STATED EXERCISE :: Without omitting anything, retype the data that follows.

Dataset listings of figures:
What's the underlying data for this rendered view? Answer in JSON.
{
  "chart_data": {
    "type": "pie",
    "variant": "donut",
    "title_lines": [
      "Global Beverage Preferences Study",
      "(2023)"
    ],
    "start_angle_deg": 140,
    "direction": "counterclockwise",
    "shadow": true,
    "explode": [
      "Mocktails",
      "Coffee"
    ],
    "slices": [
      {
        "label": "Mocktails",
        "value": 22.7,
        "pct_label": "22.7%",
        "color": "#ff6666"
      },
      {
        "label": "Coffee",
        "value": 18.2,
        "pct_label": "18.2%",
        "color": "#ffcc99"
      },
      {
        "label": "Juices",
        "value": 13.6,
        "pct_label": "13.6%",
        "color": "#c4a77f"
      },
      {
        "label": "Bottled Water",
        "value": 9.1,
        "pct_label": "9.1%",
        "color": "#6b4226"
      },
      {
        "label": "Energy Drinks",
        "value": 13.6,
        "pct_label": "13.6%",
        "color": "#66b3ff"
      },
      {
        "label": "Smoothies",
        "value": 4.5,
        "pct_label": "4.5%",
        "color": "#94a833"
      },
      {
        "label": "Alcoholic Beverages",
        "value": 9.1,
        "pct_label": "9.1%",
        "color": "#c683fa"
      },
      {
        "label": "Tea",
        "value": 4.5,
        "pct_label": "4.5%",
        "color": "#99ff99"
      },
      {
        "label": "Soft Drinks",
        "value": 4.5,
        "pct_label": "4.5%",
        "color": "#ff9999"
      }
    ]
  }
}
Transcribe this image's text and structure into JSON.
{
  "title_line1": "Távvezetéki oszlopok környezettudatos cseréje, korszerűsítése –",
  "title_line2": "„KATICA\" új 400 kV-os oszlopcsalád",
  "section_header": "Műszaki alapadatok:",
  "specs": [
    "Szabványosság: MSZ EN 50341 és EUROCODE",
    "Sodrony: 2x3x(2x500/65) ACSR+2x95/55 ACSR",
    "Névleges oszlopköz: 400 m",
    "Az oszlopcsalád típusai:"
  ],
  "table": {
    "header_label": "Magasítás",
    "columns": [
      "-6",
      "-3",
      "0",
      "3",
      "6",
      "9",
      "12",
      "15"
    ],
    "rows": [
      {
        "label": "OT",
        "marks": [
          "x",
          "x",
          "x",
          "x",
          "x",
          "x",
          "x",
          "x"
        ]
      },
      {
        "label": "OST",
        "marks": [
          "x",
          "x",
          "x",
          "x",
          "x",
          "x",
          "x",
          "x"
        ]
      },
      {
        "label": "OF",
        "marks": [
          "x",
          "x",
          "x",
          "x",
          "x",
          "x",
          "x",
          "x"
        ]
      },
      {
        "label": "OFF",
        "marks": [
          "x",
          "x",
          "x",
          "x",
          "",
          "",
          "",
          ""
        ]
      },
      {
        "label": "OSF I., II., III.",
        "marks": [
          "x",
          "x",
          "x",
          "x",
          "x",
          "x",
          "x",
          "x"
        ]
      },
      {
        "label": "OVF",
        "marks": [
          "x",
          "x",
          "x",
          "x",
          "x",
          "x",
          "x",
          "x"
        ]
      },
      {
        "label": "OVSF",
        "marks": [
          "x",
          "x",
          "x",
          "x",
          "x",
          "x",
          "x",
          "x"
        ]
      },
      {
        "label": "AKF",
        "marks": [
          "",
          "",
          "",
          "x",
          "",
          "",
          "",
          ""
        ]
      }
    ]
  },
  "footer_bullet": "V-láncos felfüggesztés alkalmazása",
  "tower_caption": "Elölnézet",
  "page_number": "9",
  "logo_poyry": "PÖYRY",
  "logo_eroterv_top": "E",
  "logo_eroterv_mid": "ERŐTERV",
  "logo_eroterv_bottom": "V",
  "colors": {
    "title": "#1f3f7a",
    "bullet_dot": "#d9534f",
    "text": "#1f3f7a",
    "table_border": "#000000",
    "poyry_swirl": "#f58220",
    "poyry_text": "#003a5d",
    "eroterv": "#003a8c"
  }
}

ANSWER TO THE EXERCISE ::
What's the underlying data for this rendered view? Answer in JSON.
{
  "chart_data": {
    "type": "pie",
    "variant": "donut",
    "title_lines": [
      "Global Beverage Preferences Study",
      "(2023)"
    ],
    "start_angle_deg": 140,
    "direction": "counterclockwise",
    "shadow": true,
    "explode": [
      "Mocktails",
      "Coffee"
    ],
    "slices": [
      {
        "label": "Mocktails",
        "value": 22.7,
        "pct_label": "22.7%",
        "color": "#ff6666"
      },
      {
        "label": "Coffee",
        "value": 18.2,
        "pct_label": "18.2%",
        "color": "#ffcc99"
      },
      {
        "label": "Juices",
        "value": 13.6,
        "pct_label": "13.6%",
        "color": "#c4a77f"
      },
      {
        "label": "Bottled Water",
        "value": 9.1,
        "pct_label": "9.1%",
        "color": "#6b4226"
      },
      {
        "label": "Energy Drinks",
        "value": 13.6,
        "pct_label": "13.6%",
        "color": "#66b3ff"
      },
      {
        "label": "Smoothies",
        "value": 4.5,
        "pct_label": "4.5%",
        "color": "#94a833"
      },
      {
        "label": "Alcoholic Beverages",
        "value": 9.1,
        "pct_label": "9.1%",
        "color": "#c683fa"
      },
      {
        "label": "Tea",
        "value": 4.5,
        "pct_label": "4.5%",
        "color": "#99ff99"
      },
      {
        "label": "Soft Drinks",
        "value": 4.5,
        "pct_label": "4.5%",
        "color": "#ff9999"
      }
    ]
  }
}
Transcribe this image's text and structure into JSON.
{
  "title_line1": "Távvezetéki oszlopok környezettudatos cseréje, korszerűsítése –",
  "title_line2": "„KATICA\" új 400 kV-os oszlopcsalád",
  "section_header": "Műszaki alapadatok:",
  "specs": [
    "Szabványosság: MSZ EN 50341 és EUROCODE",
    "Sodrony: 2x3x(2x500/65) ACSR+2x95/55 ACSR",
    "Névleges oszlopköz: 400 m",
    "Az oszlopcsalád típusai:"
  ],
  "table": {
    "header_label": "Magasítás",
    "columns": [
      "-6",
      "-3",
      "0",
      "3",
      "6",
      "9",
      "12",
      "15"
    ],
    "rows": [
      {
        "label": "OT",
        "marks": [
          "x",
          "x",
          "x",
          "x",
          "x",
          "x",
          "x",
          "x"
        ]
      },
      {
        "label": "OST",
        "marks": [
          "x",
          "x",
          "x",
          "x",
          "x",
          "x",
          "x",
          "x"
        ]
      },
      {
        "label": "OF",
        "marks": [
          "x",
          "x",
          "x",
          "x",
          "x",
          "x",
          "x",
          "x"
        ]
      },
      {
        "label": "OFF",
        "marks": [
          "x",
          "x",
          "x",
          "x",
          "",
          "",
          "",
          ""
        ]
      },
      {
        "label": "OSF I., II., III.",
        "marks": [
          "x",
          "x",
          "x",
          "x",
          "x",
          "x",
          "x",
          "x"
        ]
      },
      {
        "label": "OVF",
        "marks": [
          "x",
          "x",
          "x",
          "x",
          "x",
          "x",
          "x",
          "x"
        ]
      },
      {
        "label": "OVSF",
        "marks": [
          "x",
          "x",
          "x",
          "x",
          "x",
          "x",
          "x",
          "x"
        ]
      },
      {
        "label": "AKF",
        "marks": [
          "",
          "",
          "",
          "x",
          "",
          "",
          "",
          ""
        ]
      }
    ]
  },
  "footer_bullet": "V-láncos felfüggesztés alkalmazása",
  "tower_caption": "Elölnézet",
  "page_number": "9",
  "logo_poyry": "PÖYRY",
  "logo_eroterv_top": "E",
  "logo_eroterv_mid": "ERŐTERV",
  "logo_eroterv_bottom": "V",
  "colors": {
    "title": "#1f3f7a",
    "bullet_dot": "#d9534f",
    "text": "#1f3f7a",
    "table_border": "#000000",
    "poyry_swirl": "#f58220",
    "poyry_text": "#003a5d",
    "eroterv": "#003a8c"
  }
}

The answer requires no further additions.